## What you are asked to do
All the data should come back exactly as it was given.

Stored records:

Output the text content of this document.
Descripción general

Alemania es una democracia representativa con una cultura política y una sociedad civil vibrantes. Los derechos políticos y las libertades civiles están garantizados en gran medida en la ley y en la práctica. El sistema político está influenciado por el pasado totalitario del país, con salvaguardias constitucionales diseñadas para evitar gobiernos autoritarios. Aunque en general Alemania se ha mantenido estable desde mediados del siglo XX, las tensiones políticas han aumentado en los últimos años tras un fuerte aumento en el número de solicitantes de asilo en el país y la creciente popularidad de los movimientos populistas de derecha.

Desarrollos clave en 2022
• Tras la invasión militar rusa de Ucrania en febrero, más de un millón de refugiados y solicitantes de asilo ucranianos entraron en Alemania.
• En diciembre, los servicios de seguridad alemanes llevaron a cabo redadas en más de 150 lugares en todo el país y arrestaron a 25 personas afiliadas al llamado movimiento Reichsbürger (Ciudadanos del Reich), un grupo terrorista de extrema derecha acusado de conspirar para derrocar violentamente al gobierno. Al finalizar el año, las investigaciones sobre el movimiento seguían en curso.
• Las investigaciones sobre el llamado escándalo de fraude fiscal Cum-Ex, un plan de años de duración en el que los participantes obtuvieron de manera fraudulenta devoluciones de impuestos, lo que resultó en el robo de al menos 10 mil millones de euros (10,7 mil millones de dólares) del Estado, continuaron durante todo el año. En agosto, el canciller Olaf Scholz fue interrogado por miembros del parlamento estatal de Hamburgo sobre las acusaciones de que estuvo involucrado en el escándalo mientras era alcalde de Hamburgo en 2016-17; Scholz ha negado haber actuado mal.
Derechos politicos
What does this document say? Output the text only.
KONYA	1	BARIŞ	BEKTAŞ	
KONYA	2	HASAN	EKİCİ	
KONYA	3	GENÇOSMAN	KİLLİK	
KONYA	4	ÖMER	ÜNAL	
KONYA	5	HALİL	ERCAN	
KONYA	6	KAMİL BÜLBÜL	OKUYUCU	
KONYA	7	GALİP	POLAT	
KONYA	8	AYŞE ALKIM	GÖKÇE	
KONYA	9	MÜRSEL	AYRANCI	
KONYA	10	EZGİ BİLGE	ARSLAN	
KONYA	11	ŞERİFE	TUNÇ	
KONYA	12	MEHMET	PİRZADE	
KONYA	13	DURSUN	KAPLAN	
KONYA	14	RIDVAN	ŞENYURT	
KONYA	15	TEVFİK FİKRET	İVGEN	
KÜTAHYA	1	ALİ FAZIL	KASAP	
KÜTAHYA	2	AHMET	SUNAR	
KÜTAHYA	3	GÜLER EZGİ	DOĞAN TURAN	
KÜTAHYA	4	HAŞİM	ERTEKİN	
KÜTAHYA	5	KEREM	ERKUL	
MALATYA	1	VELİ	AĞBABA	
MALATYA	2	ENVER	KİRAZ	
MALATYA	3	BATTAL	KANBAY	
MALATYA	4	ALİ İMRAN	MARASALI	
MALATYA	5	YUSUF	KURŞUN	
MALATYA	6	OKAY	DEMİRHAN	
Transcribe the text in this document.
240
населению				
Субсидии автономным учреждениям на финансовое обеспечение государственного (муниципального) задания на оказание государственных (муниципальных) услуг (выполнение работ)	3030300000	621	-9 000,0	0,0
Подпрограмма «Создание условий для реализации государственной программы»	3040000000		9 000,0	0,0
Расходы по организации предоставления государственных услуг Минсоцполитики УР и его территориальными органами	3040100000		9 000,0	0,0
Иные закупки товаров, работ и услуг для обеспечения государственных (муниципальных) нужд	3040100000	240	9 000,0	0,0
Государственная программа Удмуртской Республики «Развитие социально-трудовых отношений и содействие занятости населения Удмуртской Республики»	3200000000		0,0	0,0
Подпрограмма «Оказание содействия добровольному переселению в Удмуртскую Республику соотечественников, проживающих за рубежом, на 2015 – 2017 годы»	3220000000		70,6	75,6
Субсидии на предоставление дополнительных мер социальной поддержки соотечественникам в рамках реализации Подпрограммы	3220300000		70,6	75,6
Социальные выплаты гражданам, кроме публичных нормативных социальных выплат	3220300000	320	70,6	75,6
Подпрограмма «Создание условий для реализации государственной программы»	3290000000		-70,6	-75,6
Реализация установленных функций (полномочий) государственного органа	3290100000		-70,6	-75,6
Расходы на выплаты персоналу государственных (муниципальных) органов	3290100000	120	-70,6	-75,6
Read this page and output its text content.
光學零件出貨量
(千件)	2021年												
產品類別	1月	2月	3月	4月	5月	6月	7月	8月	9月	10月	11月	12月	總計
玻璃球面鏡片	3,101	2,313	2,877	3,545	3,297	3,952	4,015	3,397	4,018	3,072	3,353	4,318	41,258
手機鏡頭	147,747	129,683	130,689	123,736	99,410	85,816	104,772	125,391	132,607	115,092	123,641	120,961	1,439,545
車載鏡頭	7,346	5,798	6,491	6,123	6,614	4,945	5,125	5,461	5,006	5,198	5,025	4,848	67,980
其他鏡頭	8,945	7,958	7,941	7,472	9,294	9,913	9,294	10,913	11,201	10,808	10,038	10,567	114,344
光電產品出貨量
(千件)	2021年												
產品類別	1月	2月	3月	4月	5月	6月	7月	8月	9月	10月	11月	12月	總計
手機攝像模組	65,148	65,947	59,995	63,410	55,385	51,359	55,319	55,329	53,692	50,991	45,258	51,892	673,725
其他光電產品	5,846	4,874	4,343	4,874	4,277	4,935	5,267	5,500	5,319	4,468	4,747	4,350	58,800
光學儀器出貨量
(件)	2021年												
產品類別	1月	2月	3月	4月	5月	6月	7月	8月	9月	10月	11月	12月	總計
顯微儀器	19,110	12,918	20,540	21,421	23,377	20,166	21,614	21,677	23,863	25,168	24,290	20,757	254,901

## The completed task
Output the text content of this document.
Descripción general

Alemania es una democracia representativa con una cultura política y una sociedad civil vibrantes. Los derechos políticos y las libertades civiles están garantizados en gran medida en la ley y en la práctica. El sistema político está influenciado por el pasado totalitario del país, con salvaguardias constitucionales diseñadas para evitar gobiernos autoritarios. Aunque en general Alemania se ha mantenido estable desde mediados del siglo XX, las tensiones políticas han aumentado en los últimos años tras un fuerte aumento en el número de solicitantes de asilo en el país y la creciente popularidad de los movimientos populistas de derecha.

Desarrollos clave en 2022
• Tras la invasión militar rusa de Ucrania en febrero, más de un millón de refugiados y solicitantes de asilo ucranianos entraron en Alemania.
• En diciembre, los servicios de seguridad alemanes llevaron a cabo redadas en más de 150 lugares en todo el país y arrestaron a 25 personas afiliadas al llamado movimiento Reichsbürger (Ciudadanos del Reich), un grupo terrorista de extrema derecha acusado de conspirar para derrocar violentamente al gobierno. Al finalizar el año, las investigaciones sobre el movimiento seguían en curso.
• Las investigaciones sobre el llamado escándalo de fraude fiscal Cum-Ex, un plan de años de duración en el que los participantes obtuvieron de manera fraudulenta devoluciones de impuestos, lo que resultó en el robo de al menos 10 mil millones de euros (10,7 mil millones de dólares) del Estado, continuaron durante todo el año. En agosto, el canciller Olaf Scholz fue interrogado por miembros del parlamento estatal de Hamburgo sobre las acusaciones de que estuvo involucrado en el escándalo mientras era alcalde de Hamburgo en 2016-17; Scholz ha negado haber actuado mal.
Derechos politicos
What does this document say? Output the text only.
KONYA	1	BARIŞ	BEKTAŞ	
KONYA	2	HASAN	EKİCİ	
KONYA	3	GENÇOSMAN	KİLLİK	
KONYA	4	ÖMER	ÜNAL	
KONYA	5	HALİL	ERCAN	
KONYA	6	KAMİL BÜLBÜL	OKUYUCU	
KONYA	7	GALİP	POLAT	
KONYA	8	AYŞE ALKIM	GÖKÇE	
KONYA	9	MÜRSEL	AYRANCI	
KONYA	10	EZGİ BİLGE	ARSLAN	
KONYA	11	ŞERİFE	TUNÇ	
KONYA	12	MEHMET	PİRZADE	
KONYA	13	DURSUN	KAPLAN	
KONYA	14	RIDVAN	ŞENYURT	
KONYA	15	TEVFİK FİKRET	İVGEN	
KÜTAHYA	1	ALİ FAZIL	KASAP	
KÜTAHYA	2	AHMET	SUNAR	
KÜTAHYA	3	GÜLER EZGİ	DOĞAN TURAN	
KÜTAHYA	4	HAŞİM	ERTEKİN	
KÜTAHYA	5	KEREM	ERKUL	
MALATYA	1	VELİ	AĞBABA	
MALATYA	2	ENVER	KİRAZ	
MALATYA	3	BATTAL	KANBAY	
MALATYA	4	ALİ İMRAN	MARASALI	
MALATYA	5	YUSUF	KURŞUN	
MALATYA	6	OKAY	DEMİRHAN	
Transcribe the text in this document.
240
населению				
Субсидии автономным учреждениям на финансовое обеспечение государственного (муниципального) задания на оказание государственных (муниципальных) услуг (выполнение работ)	3030300000	621	-9 000,0	0,0
Подпрограмма «Создание условий для реализации государственной программы»	3040000000		9 000,0	0,0
Расходы по организации предоставления государственных услуг Минсоцполитики УР и его территориальными органами	3040100000		9 000,0	0,0
Иные закупки товаров, работ и услуг для обеспечения государственных (муниципальных) нужд	3040100000	240	9 000,0	0,0
Государственная программа Удмуртской Республики «Развитие социально-трудовых отношений и содействие занятости населения Удмуртской Республики»	3200000000		0,0	0,0
Подпрограмма «Оказание содействия добровольному переселению в Удмуртскую Республику соотечественников, проживающих за рубежом, на 2015 – 2017 годы»	3220000000		70,6	75,6
Субсидии на предоставление дополнительных мер социальной поддержки соотечественникам в рамках реализации Подпрограммы	3220300000		70,6	75,6
Социальные выплаты гражданам, кроме публичных нормативных социальных выплат	3220300000	320	70,6	75,6
Подпрограмма «Создание условий для реализации государственной программы»	3290000000		-70,6	-75,6
Реализация установленных функций (полномочий) государственного органа	3290100000		-70,6	-75,6
Расходы на выплаты персоналу государственных (муниципальных) органов	3290100000	120	-70,6	-75,6
Read this page and output its text content.
光學零件出貨量
(千件)	2021年												
產品類別	1月	2月	3月	4月	5月	6月	7月	8月	9月	10月	11月	12月	總計
玻璃球面鏡片	3,101	2,313	2,877	3,545	3,297	3,952	4,015	3,397	4,018	3,072	3,353	4,318	41,258
手機鏡頭	147,747	129,683	130,689	123,736	99,410	85,816	104,772	125,391	132,607	115,092	123,641	120,961	1,439,545
車載鏡頭	7,346	5,798	6,491	6,123	6,614	4,945	5,125	5,461	5,006	5,198	5,025	4,848	67,980
其他鏡頭	8,945	7,958	7,941	7,472	9,294	9,913	9,294	10,913	11,201	10,808	10,038	10,567	114,344
光電產品出貨量
(千件)	2021年												
產品類別	1月	2月	3月	4月	5月	6月	7月	8月	9月	10月	11月	12月	總計
手機攝像模組	65,148	65,947	59,995	63,410	55,385	51,359	55,319	55,329	53,692	50,991	45,258	51,892	673,725
其他光電產品	5,846	4,874	4,343	4,874	4,277	4,935	5,267	5,500	5,319	4,468	4,747	4,350	58,800
光學儀器出貨量
(件)	2021年												
產品類別	1月	2月	3月	4月	5月	6月	7月	8月	9月	10月	11月	12月	總計
顯微儀器	19,110	12,918	20,540	21,421	23,377	20,166	21,614	21,677	23,863	25,168	24,290	20,757	254,901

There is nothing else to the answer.